What is needed. Each entry needs to be restated exactly as written.

Listed entries.
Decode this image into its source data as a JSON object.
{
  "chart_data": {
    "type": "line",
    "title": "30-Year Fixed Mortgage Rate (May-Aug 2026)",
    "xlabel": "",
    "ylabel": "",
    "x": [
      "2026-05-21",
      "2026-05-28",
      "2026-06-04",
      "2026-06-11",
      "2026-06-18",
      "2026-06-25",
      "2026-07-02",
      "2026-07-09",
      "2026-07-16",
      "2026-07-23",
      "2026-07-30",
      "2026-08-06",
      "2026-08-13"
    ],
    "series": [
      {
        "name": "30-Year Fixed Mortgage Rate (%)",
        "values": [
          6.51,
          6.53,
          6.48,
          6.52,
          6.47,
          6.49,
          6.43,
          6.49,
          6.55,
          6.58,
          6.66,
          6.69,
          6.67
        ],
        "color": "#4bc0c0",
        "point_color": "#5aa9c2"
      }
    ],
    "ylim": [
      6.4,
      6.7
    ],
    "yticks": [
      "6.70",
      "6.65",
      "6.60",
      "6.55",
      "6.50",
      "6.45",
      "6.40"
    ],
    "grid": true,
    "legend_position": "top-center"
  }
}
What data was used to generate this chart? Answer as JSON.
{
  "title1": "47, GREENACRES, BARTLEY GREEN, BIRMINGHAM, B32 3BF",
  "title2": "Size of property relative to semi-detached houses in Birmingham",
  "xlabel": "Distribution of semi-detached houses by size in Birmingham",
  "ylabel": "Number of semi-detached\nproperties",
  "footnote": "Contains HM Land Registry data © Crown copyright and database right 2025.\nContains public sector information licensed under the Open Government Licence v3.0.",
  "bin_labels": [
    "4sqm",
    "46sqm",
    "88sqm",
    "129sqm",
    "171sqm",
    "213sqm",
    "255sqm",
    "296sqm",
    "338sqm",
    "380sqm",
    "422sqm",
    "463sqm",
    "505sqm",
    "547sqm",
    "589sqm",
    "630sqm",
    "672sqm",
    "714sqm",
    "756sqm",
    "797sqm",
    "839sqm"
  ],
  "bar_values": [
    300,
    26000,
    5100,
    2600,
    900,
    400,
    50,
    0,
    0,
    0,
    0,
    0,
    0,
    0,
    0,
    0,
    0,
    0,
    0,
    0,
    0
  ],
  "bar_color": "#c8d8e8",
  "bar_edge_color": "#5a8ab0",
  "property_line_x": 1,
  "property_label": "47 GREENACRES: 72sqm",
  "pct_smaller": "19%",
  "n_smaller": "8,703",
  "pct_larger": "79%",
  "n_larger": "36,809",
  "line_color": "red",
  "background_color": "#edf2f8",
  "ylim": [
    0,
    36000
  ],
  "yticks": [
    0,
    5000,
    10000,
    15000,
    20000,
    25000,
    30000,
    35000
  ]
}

Task result.
Decode this image into its source data as a JSON object.
{
  "chart_data": {
    "type": "line",
    "title": "30-Year Fixed Mortgage Rate (May-Aug 2026)",
    "xlabel": "",
    "ylabel": "",
    "x": [
      "2026-05-21",
      "2026-05-28",
      "2026-06-04",
      "2026-06-11",
      "2026-06-18",
      "2026-06-25",
      "2026-07-02",
      "2026-07-09",
      "2026-07-16",
      "2026-07-23",
      "2026-07-30",
      "2026-08-06",
      "2026-08-13"
    ],
    "series": [
      {
        "name": "30-Year Fixed Mortgage Rate (%)",
        "values": [
          6.51,
          6.53,
          6.48,
          6.52,
          6.47,
          6.49,
          6.43,
          6.49,
          6.55,
          6.58,
          6.66,
          6.69,
          6.67
        ],
        "color": "#4bc0c0",
        "point_color": "#5aa9c2"
      }
    ],
    "ylim": [
      6.4,
      6.7
    ],
    "yticks": [
      "6.70",
      "6.65",
      "6.60",
      "6.55",
      "6.50",
      "6.45",
      "6.40"
    ],
    "grid": true,
    "legend_position": "top-center"
  }
}
What data was used to generate this chart? Answer as JSON.
{
  "title1": "47, GREENACRES, BARTLEY GREEN, BIRMINGHAM, B32 3BF",
  "title2": "Size of property relative to semi-detached houses in Birmingham",
  "xlabel": "Distribution of semi-detached houses by size in Birmingham",
  "ylabel": "Number of semi-detached\nproperties",
  "footnote": "Contains HM Land Registry data © Crown copyright and database right 2025.\nContains public sector information licensed under the Open Government Licence v3.0.",
  "bin_labels": [
    "4sqm",
    "46sqm",
    "88sqm",
    "129sqm",
    "171sqm",
    "213sqm",
    "255sqm",
    "296sqm",
    "338sqm",
    "380sqm",
    "422sqm",
    "463sqm",
    "505sqm",
    "547sqm",
    "589sqm",
    "630sqm",
    "672sqm",
    "714sqm",
    "756sqm",
    "797sqm",
    "839sqm"
  ],
  "bar_values": [
    300,
    26000,
    5100,
    2600,
    900,
    400,
    50,
    0,
    0,
    0,
    0,
    0,
    0,
    0,
    0,
    0,
    0,
    0,
    0,
    0,
    0
  ],
  "bar_color": "#c8d8e8",
  "bar_edge_color": "#5a8ab0",
  "property_line_x": 1,
  "property_label": "47 GREENACRES: 72sqm",
  "pct_smaller": "19%",
  "n_smaller": "8,703",
  "pct_larger": "79%",
  "n_larger": "36,809",
  "line_color": "red",
  "background_color": "#edf2f8",
  "ylim": [
    0,
    36000
  ],
  "yticks": [
    0,
    5000,
    10000,
    15000,
    20000,
    25000,
    30000,
    35000
  ]
}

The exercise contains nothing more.